== What you will do ==
Lines holding the string "ffffff" are the ones to copy; find them all in the data.

═════ Data for this task

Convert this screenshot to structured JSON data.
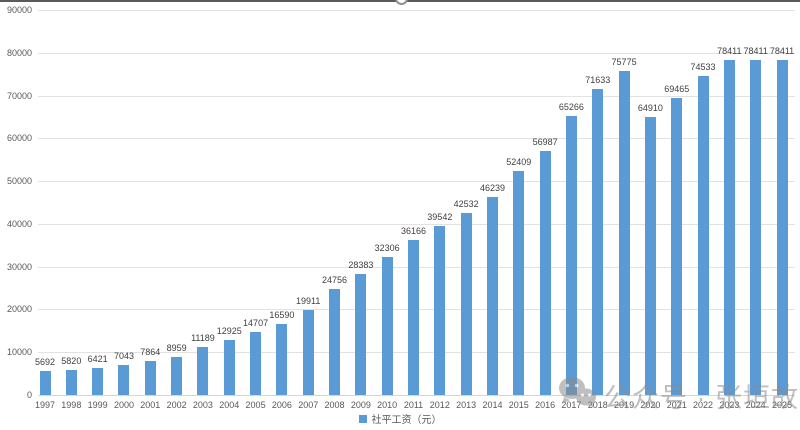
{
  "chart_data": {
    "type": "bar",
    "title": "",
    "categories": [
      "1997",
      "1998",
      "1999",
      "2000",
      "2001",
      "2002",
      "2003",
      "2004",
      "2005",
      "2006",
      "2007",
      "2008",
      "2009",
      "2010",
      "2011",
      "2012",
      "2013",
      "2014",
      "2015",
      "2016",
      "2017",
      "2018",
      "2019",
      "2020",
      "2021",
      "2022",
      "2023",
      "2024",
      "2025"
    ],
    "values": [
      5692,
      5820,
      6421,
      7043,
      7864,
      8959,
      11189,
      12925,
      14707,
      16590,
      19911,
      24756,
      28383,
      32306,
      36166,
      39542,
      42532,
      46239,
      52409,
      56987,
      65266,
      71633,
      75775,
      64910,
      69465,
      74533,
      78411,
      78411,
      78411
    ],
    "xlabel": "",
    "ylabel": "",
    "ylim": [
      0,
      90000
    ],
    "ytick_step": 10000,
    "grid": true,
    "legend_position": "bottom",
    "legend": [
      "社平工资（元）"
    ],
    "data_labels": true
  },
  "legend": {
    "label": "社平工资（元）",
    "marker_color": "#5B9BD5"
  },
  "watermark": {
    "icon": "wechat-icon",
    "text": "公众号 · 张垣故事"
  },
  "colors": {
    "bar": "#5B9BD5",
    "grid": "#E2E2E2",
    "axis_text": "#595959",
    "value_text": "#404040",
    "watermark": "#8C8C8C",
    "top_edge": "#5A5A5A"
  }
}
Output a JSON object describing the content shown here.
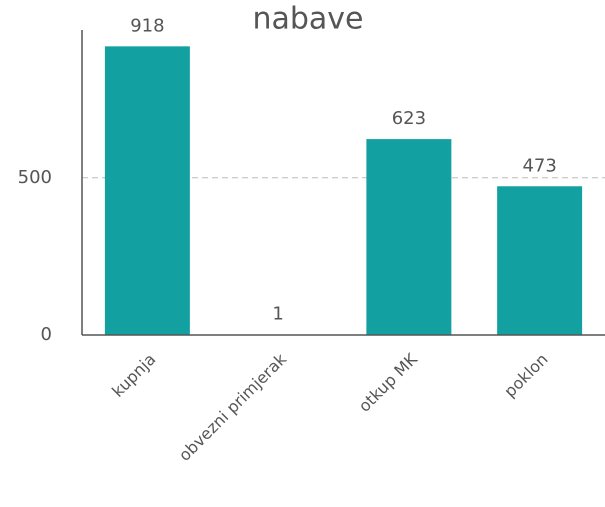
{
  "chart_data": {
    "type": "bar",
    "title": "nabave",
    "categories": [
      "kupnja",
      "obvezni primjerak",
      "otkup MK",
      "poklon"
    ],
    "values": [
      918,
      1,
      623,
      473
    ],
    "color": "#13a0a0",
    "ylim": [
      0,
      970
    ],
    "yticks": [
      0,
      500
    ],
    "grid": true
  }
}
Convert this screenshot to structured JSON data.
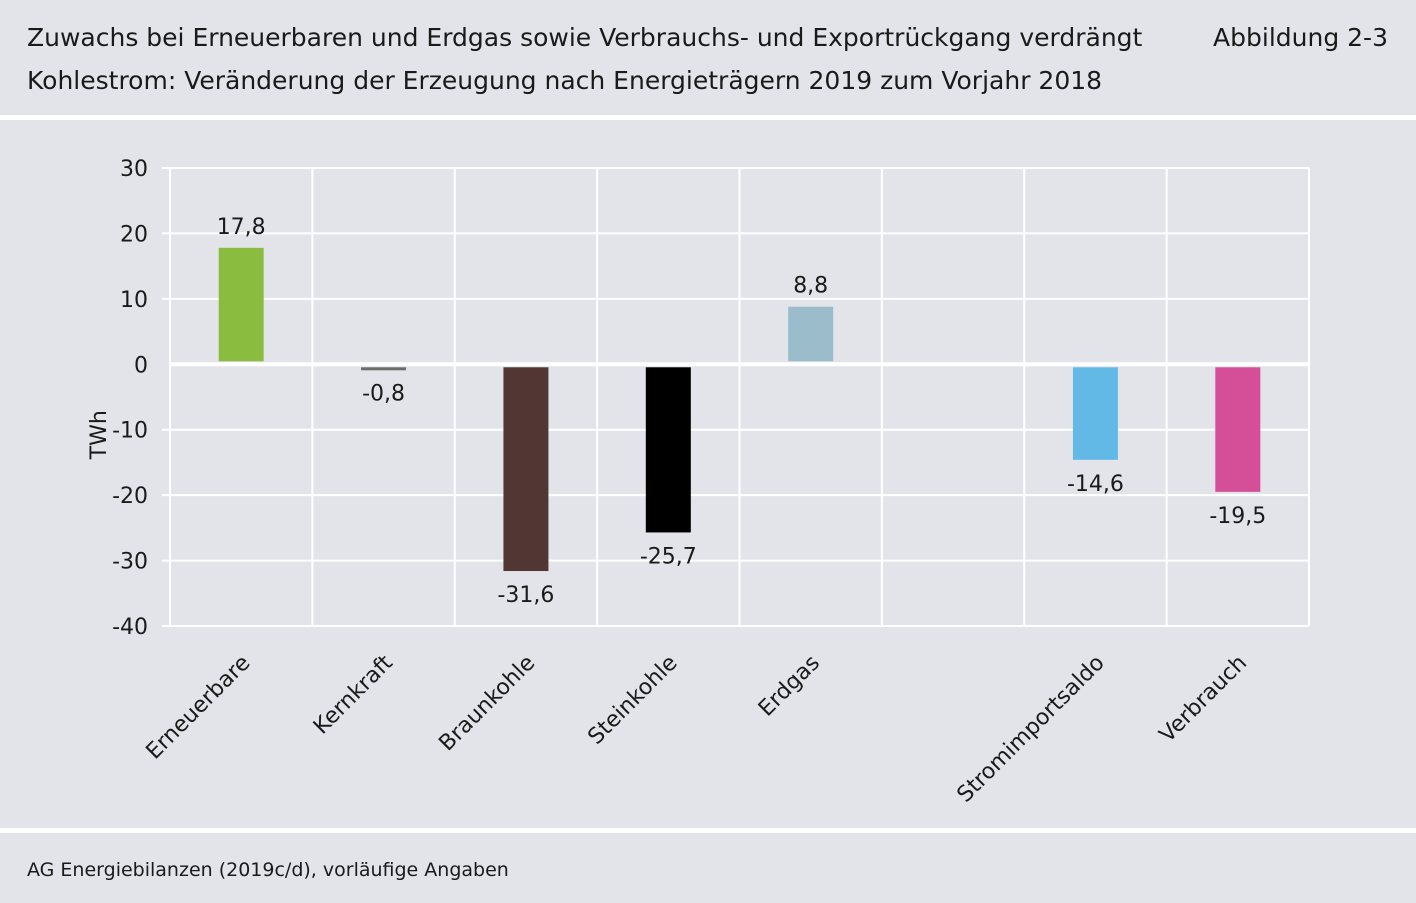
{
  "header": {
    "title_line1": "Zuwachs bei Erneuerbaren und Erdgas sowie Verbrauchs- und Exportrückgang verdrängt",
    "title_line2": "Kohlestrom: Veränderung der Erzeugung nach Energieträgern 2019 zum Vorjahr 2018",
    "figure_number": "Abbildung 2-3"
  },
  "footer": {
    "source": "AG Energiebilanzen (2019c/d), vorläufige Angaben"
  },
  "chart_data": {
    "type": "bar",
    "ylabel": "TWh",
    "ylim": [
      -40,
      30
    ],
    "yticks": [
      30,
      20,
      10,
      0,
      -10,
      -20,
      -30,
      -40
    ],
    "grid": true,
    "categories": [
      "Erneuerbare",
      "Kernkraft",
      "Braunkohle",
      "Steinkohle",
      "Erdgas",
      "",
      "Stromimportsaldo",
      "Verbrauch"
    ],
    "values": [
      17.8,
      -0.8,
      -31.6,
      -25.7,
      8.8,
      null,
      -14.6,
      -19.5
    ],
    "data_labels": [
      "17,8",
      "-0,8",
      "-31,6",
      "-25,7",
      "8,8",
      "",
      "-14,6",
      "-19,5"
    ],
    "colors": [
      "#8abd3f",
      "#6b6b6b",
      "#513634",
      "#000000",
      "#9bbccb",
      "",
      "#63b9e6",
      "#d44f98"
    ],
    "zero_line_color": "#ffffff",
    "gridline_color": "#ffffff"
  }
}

══════════

== Full output ==
    "zero_line_color": "#ffffff",
    "gridline_color": "#ffffff"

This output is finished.